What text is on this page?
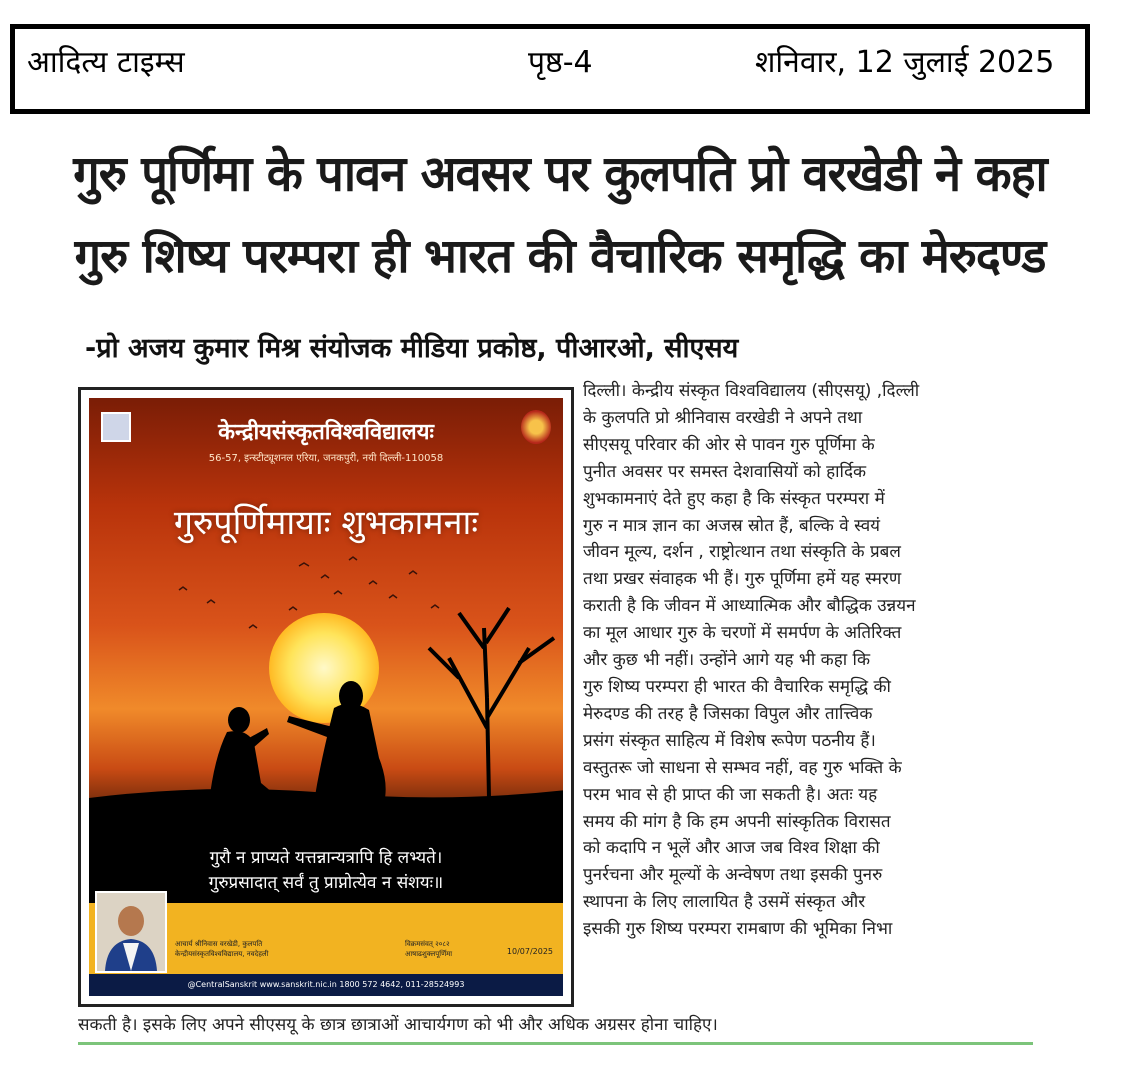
आदित्य टाइम्स	पृष्ठ-4	शनिवार, 12 जुलाई 2025
गुरु पूर्णिमा के पावन अवसर पर कुलपति प्रो वरखेडी ने कहा
गुरु शिष्य परम्परा ही भारत की वैचारिक समृद्धि का मेरुदण्ड
-प्रो अजय कुमार मिश्र संयोजक मीडिया प्रकोष्ठ, पीआरओ, सीएसय
केन्द्रीयसंस्कृतविश्वविद्यालयः
56-57, इन्स्टीट्यूशनल एरिया, जनकपुरी, नयी दिल्ली-110058
गुरुपूर्णिमायाः शुभकामनाः
गुरौ न प्राप्यते यत्तन्नान्यत्रापि हि लभ्यते।
गुरुप्रसादात् सर्वं तु प्राप्नोत्येव न संशयः॥
आचार्य श्रीनिवास वरखेडी, कुलपति
केन्द्रीयसंस्कृतविश्वविद्यालय, नवदेहली
विक्रमसंवत् २०८२
आषाढशुक्लपूर्णिमा	10/07/2025
@CentralSanskrit www.sanskrit.nic.in 1800 572 4642, 011-28524993
दिल्ली। केन्द्रीय संस्कृत विश्वविद्यालय (सीएसयू) ,दिल्ली
के कुलपति प्रो श्रीनिवास वरखेडी ने अपने तथा
सीएसयू परिवार की ओर से पावन गुरु पूर्णिमा के
पुनीत अवसर पर समस्त देशवासियों को हार्दिक
शुभकामनाएं देते हुए कहा है कि संस्कृत परम्परा में
गुरु न मात्र ज्ञान का अजस्र स्रोत हैं, बल्कि वे स्वयं
जीवन मूल्य, दर्शन , राष्ट्रोत्थान तथा संस्कृति के प्रबल
तथा प्रखर संवाहक भी हैं। गुरु पूर्णिमा हमें यह स्मरण
कराती है कि जीवन में आध्यात्मिक और बौद्धिक उन्नयन
का मूल आधार गुरु के चरणों में समर्पण के अतिरिक्त
और कुछ भी नहीं। उन्होंने आगे यह भी कहा कि
गुरु शिष्य परम्परा ही भारत की वैचारिक समृद्धि की
मेरुदण्ड की तरह है जिसका विपुल और तात्त्विक
प्रसंग संस्कृत साहित्य में विशेष रूपेण पठनीय हैं।
वस्तुतरू जो साधना से सम्भव नहीं, वह गुरु भक्ति के
परम भाव से ही प्राप्त की जा सकती है। अतः यह
समय की मांग है कि हम अपनी सांस्कृतिक विरासत
को कदापि न भूलें और आज जब विश्व शिक्षा की
पुनर्रचना और मूल्यों के अन्वेषण तथा इसकी पुनरु
स्थापना के लिए लालायित है उसमें संस्कृत और
इसकी गुरु शिष्य परम्परा रामबाण की भूमिका निभा
सकती है। इसके लिए अपने सीएसयू के छात्र छात्राओं आचार्यगण को भी और अधिक अग्रसर होना चाहिए।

┄┄┄┄┄┄

◆ Objective: Pictures are to be left out; all else in the entries above is to be quoted exactly.

◆ Written solution:
What text is on this page?
आदित्य टाइम्स	पृष्ठ-4	शनिवार, 12 जुलाई 2025
गुरु पूर्णिमा के पावन अवसर पर कुलपति प्रो वरखेडी ने कहा
गुरु शिष्य परम्परा ही भारत की वैचारिक समृद्धि का मेरुदण्ड
-प्रो अजय कुमार मिश्र संयोजक मीडिया प्रकोष्ठ, पीआरओ, सीएसय
केन्द्रीयसंस्कृतविश्वविद्यालयः
56-57, इन्स्टीट्यूशनल एरिया, जनकपुरी, नयी दिल्ली-110058
गुरुपूर्णिमायाः शुभकामनाः
गुरौ न प्राप्यते यत्तन्नान्यत्रापि हि लभ्यते।
गुरुप्रसादात् सर्वं तु प्राप्नोत्येव न संशयः॥
आचार्य श्रीनिवास वरखेडी, कुलपति
केन्द्रीयसंस्कृतविश्वविद्यालय, नवदेहली
विक्रमसंवत् २०८२
आषाढशुक्लपूर्णिमा	10/07/2025
@CentralSanskrit www.sanskrit.nic.in 1800 572 4642, 011-28524993
दिल्ली। केन्द्रीय संस्कृत विश्वविद्यालय (सीएसयू) ,दिल्ली
के कुलपति प्रो श्रीनिवास वरखेडी ने अपने तथा
सीएसयू परिवार की ओर से पावन गुरु पूर्णिमा के
पुनीत अवसर पर समस्त देशवासियों को हार्दिक
शुभकामनाएं देते हुए कहा है कि संस्कृत परम्परा में
गुरु न मात्र ज्ञान का अजस्र स्रोत हैं, बल्कि वे स्वयं
जीवन मूल्य, दर्शन , राष्ट्रोत्थान तथा संस्कृति के प्रबल
तथा प्रखर संवाहक भी हैं। गुरु पूर्णिमा हमें यह स्मरण
कराती है कि जीवन में आध्यात्मिक और बौद्धिक उन्नयन
का मूल आधार गुरु के चरणों में समर्पण के अतिरिक्त
और कुछ भी नहीं। उन्होंने आगे यह भी कहा कि
गुरु शिष्य परम्परा ही भारत की वैचारिक समृद्धि की
मेरुदण्ड की तरह है जिसका विपुल और तात्त्विक
प्रसंग संस्कृत साहित्य में विशेष रूपेण पठनीय हैं।
वस्तुतरू जो साधना से सम्भव नहीं, वह गुरु भक्ति के
परम भाव से ही प्राप्त की जा सकती है। अतः यह
समय की मांग है कि हम अपनी सांस्कृतिक विरासत
को कदापि न भूलें और आज जब विश्व शिक्षा की
पुनर्रचना और मूल्यों के अन्वेषण तथा इसकी पुनरु
स्थापना के लिए लालायित है उसमें संस्कृत और
इसकी गुरु शिष्य परम्परा रामबाण की भूमिका निभा
सकती है। इसके लिए अपने सीएसयू के छात्र छात्राओं आचार्यगण को भी और अधिक अग्रसर होना चाहिए।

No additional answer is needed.